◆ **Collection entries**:
■ ■ ■ ■ ■ ■ ■
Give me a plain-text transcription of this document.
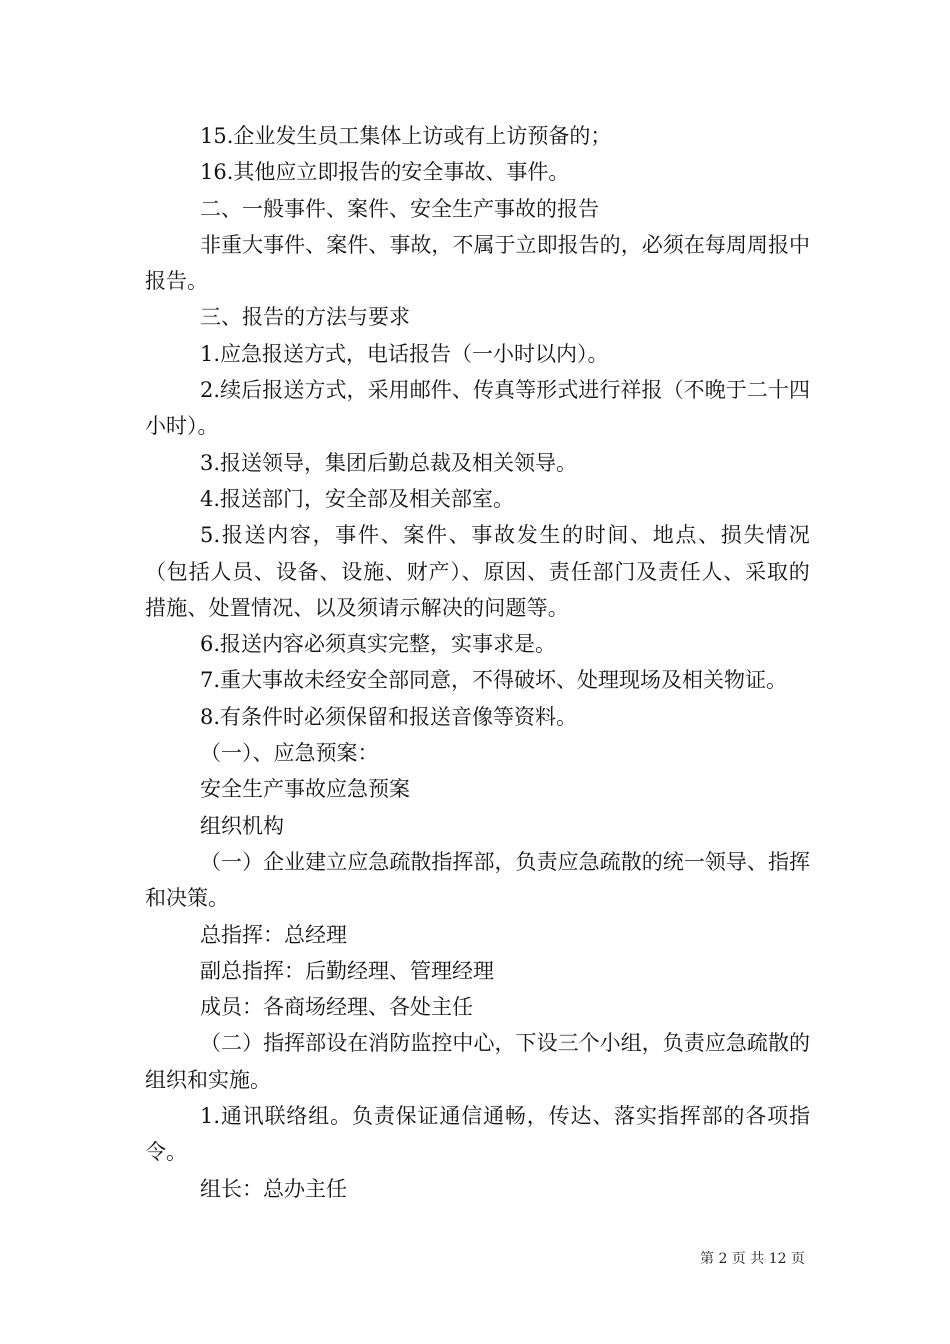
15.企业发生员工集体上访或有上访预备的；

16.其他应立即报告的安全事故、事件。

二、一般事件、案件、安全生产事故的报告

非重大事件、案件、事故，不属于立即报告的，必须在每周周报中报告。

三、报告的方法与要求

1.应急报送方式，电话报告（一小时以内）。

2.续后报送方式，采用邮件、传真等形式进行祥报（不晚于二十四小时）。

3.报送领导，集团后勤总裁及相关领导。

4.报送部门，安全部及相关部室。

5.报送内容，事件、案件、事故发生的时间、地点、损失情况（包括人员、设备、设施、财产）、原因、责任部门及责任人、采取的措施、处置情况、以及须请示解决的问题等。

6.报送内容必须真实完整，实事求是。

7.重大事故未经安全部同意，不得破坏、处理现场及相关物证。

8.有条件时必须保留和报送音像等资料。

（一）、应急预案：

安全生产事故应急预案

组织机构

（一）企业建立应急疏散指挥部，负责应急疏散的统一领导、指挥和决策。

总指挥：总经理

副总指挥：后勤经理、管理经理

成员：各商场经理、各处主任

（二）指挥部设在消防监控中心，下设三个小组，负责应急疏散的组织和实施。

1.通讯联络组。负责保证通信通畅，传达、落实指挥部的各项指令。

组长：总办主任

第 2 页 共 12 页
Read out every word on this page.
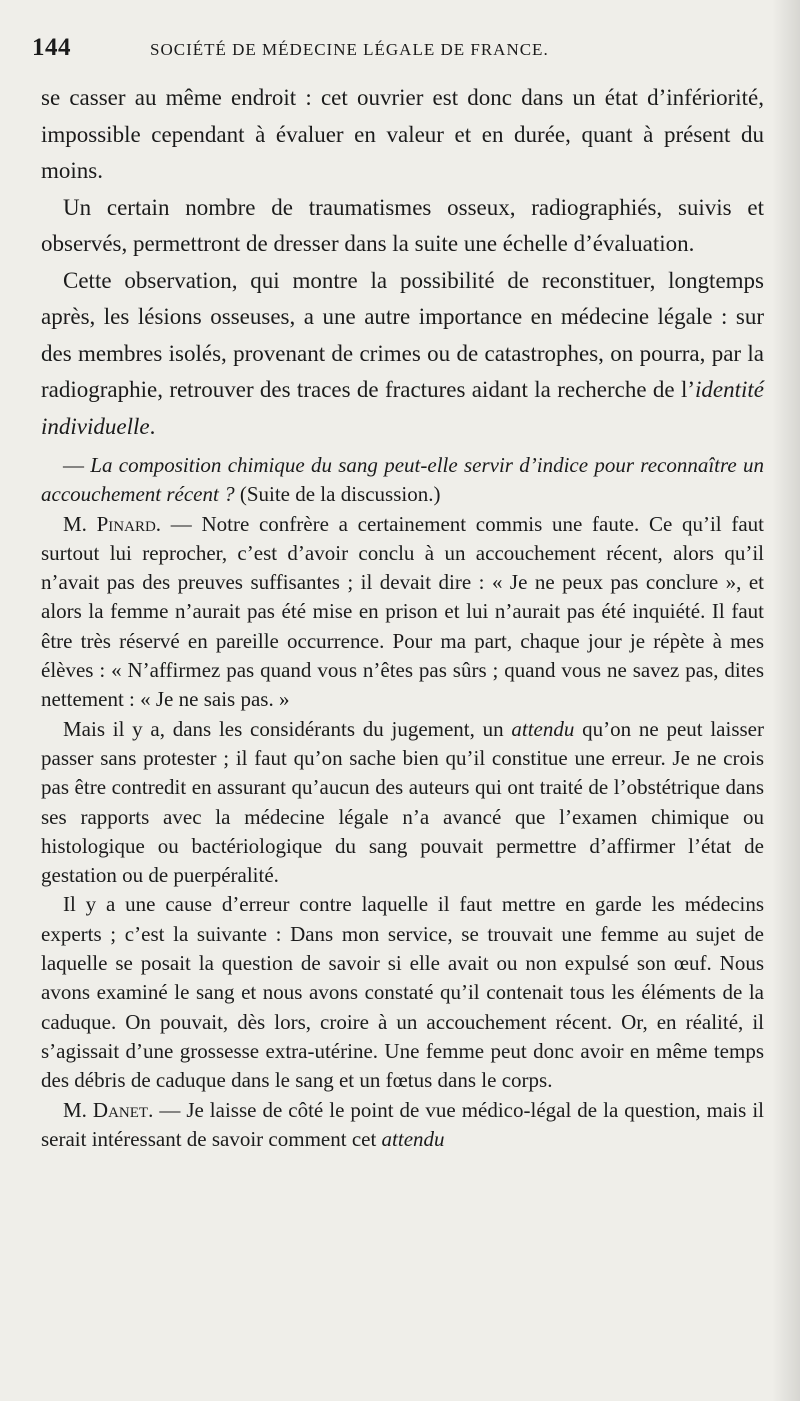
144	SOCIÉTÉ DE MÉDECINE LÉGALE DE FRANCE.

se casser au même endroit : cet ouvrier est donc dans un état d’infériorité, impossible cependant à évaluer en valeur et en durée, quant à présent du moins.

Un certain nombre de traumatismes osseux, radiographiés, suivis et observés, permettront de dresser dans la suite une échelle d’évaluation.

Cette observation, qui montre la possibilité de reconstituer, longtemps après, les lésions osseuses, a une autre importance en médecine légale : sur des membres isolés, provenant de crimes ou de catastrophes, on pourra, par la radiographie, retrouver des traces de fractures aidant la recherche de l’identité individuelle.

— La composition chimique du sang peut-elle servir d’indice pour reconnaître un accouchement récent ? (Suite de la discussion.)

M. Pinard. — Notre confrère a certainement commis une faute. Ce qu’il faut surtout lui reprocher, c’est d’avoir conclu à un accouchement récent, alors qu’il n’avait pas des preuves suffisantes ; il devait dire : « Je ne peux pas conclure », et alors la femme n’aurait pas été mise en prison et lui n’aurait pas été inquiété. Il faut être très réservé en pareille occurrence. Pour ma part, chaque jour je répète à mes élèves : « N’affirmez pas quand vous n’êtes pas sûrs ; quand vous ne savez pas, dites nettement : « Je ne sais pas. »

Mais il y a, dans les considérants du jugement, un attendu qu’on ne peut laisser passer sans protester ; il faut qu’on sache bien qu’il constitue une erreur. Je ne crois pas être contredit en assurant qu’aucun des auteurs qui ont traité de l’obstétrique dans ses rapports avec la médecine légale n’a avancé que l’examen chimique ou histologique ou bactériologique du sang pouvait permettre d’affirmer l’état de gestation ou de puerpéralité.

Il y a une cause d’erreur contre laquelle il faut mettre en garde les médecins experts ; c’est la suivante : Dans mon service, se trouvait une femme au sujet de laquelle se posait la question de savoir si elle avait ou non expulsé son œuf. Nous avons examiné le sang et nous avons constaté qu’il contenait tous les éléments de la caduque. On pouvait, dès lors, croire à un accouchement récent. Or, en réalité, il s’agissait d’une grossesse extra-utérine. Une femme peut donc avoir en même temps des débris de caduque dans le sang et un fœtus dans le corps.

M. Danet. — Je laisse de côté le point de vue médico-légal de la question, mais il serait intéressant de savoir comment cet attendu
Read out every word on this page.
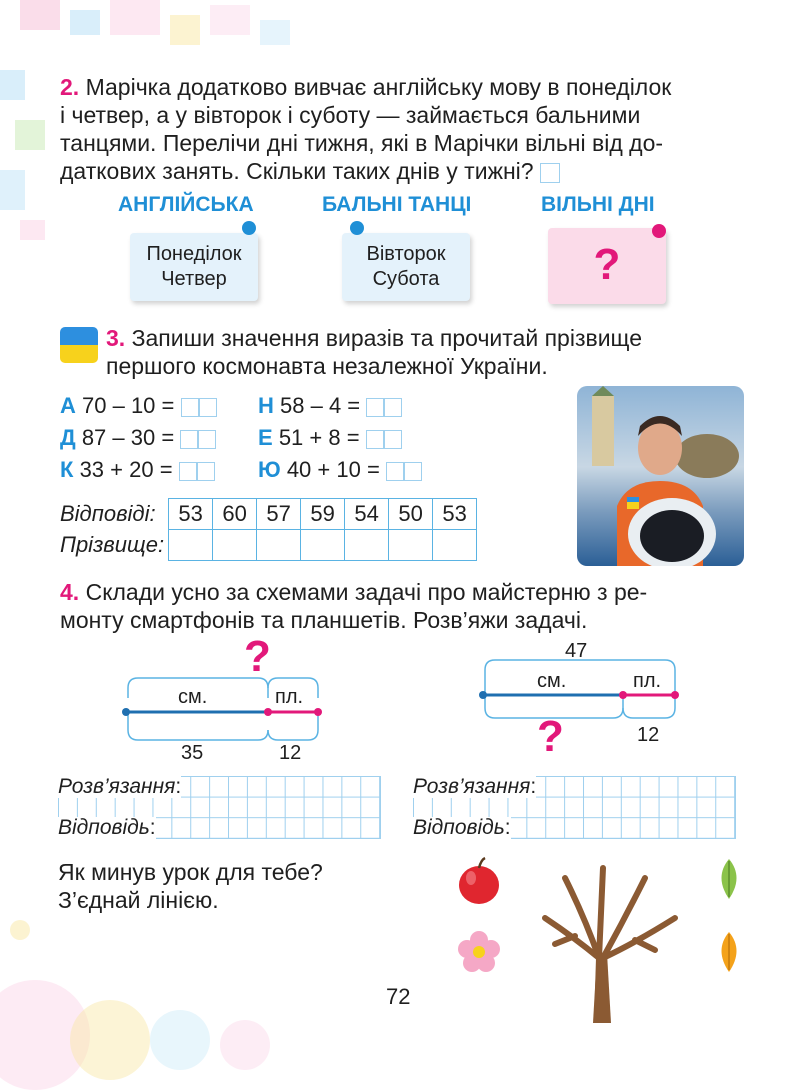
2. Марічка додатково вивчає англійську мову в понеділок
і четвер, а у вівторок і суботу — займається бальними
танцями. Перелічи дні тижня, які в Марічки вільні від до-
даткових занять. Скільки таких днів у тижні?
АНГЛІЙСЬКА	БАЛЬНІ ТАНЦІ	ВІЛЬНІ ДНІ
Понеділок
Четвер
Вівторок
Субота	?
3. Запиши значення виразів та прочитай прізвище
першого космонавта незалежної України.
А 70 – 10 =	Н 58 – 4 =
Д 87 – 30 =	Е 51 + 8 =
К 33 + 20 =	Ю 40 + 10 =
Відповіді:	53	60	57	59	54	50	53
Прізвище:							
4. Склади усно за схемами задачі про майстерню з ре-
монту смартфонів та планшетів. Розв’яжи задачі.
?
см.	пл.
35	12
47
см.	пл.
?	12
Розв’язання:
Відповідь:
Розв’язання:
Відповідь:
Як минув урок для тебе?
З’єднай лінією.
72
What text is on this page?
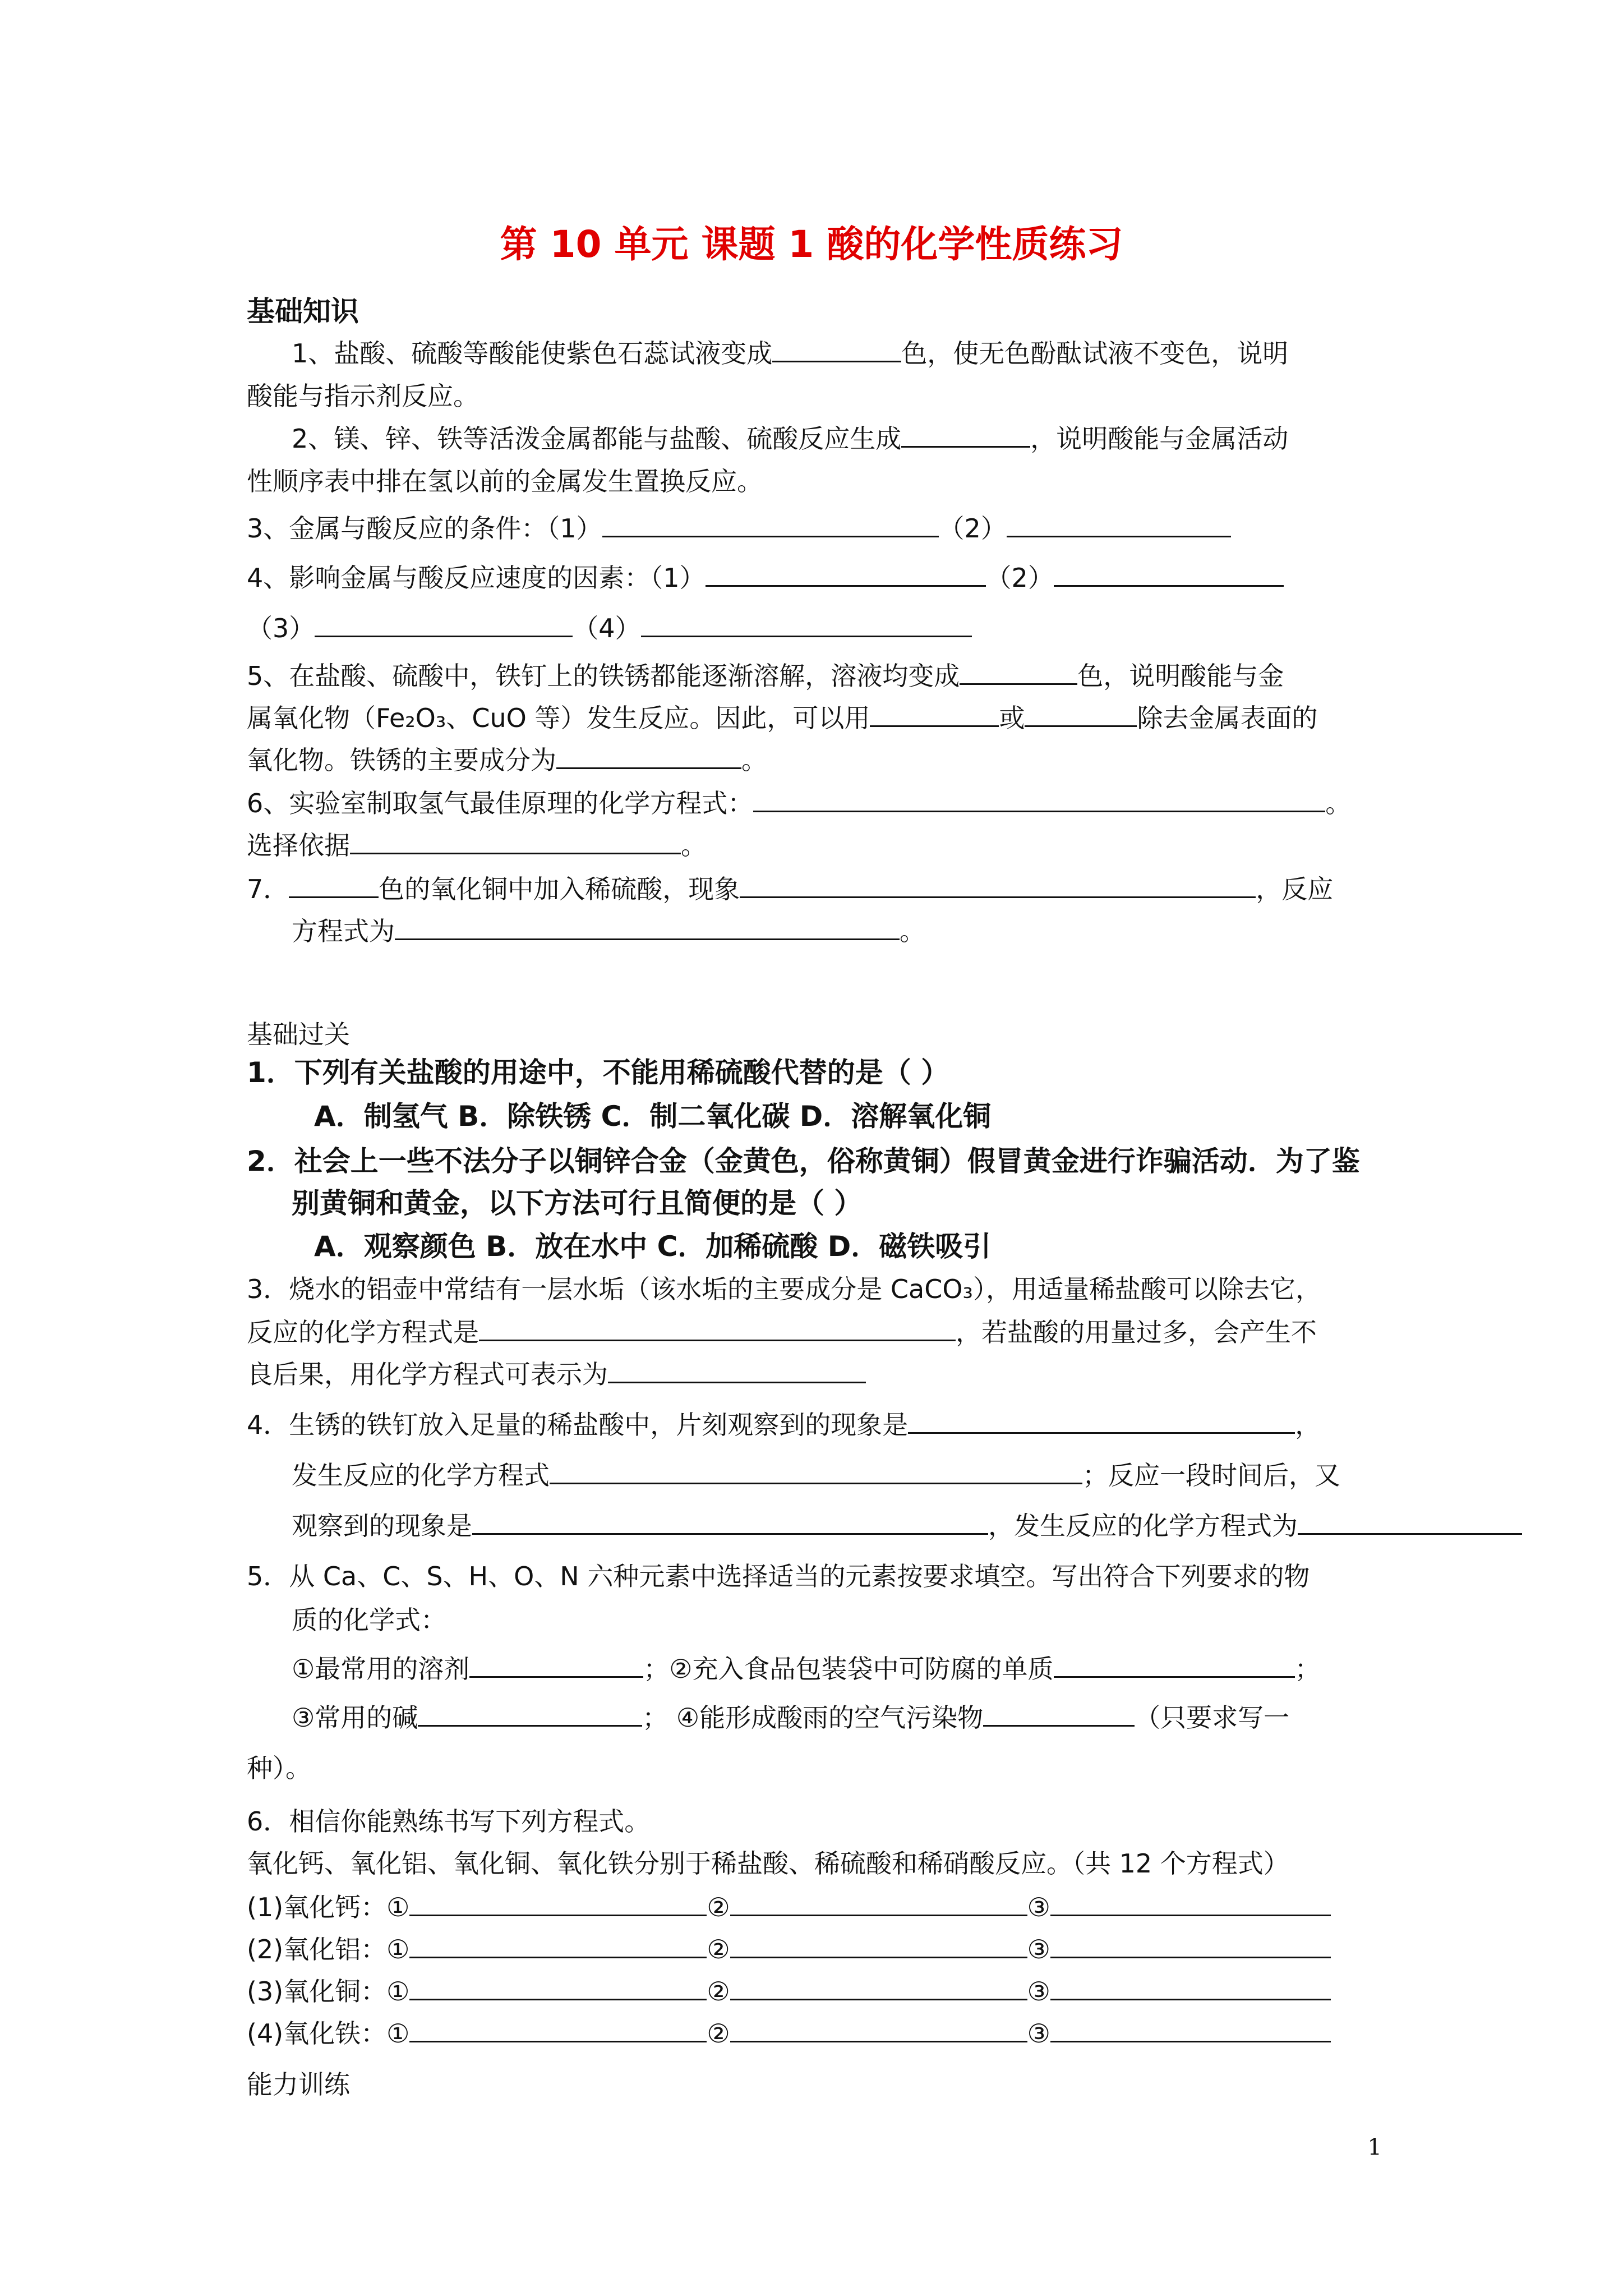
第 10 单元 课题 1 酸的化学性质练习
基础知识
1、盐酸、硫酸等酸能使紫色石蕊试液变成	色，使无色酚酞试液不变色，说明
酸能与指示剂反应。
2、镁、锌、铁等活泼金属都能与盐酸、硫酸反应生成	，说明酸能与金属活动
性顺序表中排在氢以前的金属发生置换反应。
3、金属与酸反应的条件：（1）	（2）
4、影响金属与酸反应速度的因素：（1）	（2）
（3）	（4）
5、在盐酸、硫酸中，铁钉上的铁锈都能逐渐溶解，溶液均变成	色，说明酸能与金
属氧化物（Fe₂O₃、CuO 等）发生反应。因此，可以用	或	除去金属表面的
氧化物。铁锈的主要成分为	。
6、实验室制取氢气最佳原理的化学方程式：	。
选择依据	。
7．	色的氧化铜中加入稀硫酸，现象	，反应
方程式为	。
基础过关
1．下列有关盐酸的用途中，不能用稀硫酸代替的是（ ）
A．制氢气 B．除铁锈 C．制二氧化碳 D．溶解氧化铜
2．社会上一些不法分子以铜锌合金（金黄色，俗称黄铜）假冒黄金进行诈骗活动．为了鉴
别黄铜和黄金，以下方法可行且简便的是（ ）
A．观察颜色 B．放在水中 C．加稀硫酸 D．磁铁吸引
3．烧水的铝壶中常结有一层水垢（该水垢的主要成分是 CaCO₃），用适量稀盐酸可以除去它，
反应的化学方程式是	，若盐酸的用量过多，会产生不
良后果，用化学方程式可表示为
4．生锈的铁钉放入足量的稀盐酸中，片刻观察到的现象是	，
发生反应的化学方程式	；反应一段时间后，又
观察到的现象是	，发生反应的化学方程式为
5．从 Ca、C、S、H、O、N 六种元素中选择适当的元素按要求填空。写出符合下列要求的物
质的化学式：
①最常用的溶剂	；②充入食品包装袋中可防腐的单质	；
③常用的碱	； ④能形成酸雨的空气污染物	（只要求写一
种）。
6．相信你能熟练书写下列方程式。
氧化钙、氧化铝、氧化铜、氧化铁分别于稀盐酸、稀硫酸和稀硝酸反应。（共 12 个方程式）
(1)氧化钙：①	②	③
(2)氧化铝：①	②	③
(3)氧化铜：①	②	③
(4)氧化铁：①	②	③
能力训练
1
■ ■ ■ ■ ■ ■ ■
◆ **Aim of the task**: From the line containing "What text is on this page?" through the last line of the material above, write out each line exactly, leaving aside all pictures.

◆ **Full answer**:
What text is on this page?
第 10 单元 课题 1 酸的化学性质练习
基础知识
1、盐酸、硫酸等酸能使紫色石蕊试液变成	色，使无色酚酞试液不变色，说明
酸能与指示剂反应。
2、镁、锌、铁等活泼金属都能与盐酸、硫酸反应生成	，说明酸能与金属活动
性顺序表中排在氢以前的金属发生置换反应。
3、金属与酸反应的条件：（1）	（2）
4、影响金属与酸反应速度的因素：（1）	（2）
（3）	（4）
5、在盐酸、硫酸中，铁钉上的铁锈都能逐渐溶解，溶液均变成	色，说明酸能与金
属氧化物（Fe₂O₃、CuO 等）发生反应。因此，可以用	或	除去金属表面的
氧化物。铁锈的主要成分为	。
6、实验室制取氢气最佳原理的化学方程式：	。
选择依据	。
7．	色的氧化铜中加入稀硫酸，现象	，反应
方程式为	。
基础过关
1．下列有关盐酸的用途中，不能用稀硫酸代替的是（ ）
A．制氢气 B．除铁锈 C．制二氧化碳 D．溶解氧化铜
2．社会上一些不法分子以铜锌合金（金黄色，俗称黄铜）假冒黄金进行诈骗活动．为了鉴
别黄铜和黄金，以下方法可行且简便的是（ ）
A．观察颜色 B．放在水中 C．加稀硫酸 D．磁铁吸引
3．烧水的铝壶中常结有一层水垢（该水垢的主要成分是 CaCO₃），用适量稀盐酸可以除去它，
反应的化学方程式是	，若盐酸的用量过多，会产生不
良后果，用化学方程式可表示为
4．生锈的铁钉放入足量的稀盐酸中，片刻观察到的现象是	，
发生反应的化学方程式	；反应一段时间后，又
观察到的现象是	，发生反应的化学方程式为
5．从 Ca、C、S、H、O、N 六种元素中选择适当的元素按要求填空。写出符合下列要求的物
质的化学式：
①最常用的溶剂	；②充入食品包装袋中可防腐的单质	；
③常用的碱	； ④能形成酸雨的空气污染物	（只要求写一
种）。
6．相信你能熟练书写下列方程式。
氧化钙、氧化铝、氧化铜、氧化铁分别于稀盐酸、稀硫酸和稀硝酸反应。（共 12 个方程式）
(1)氧化钙：①	②	③
(2)氧化铝：①	②	③
(3)氧化铜：①	②	③
(4)氧化铁：①	②	③
能力训练
1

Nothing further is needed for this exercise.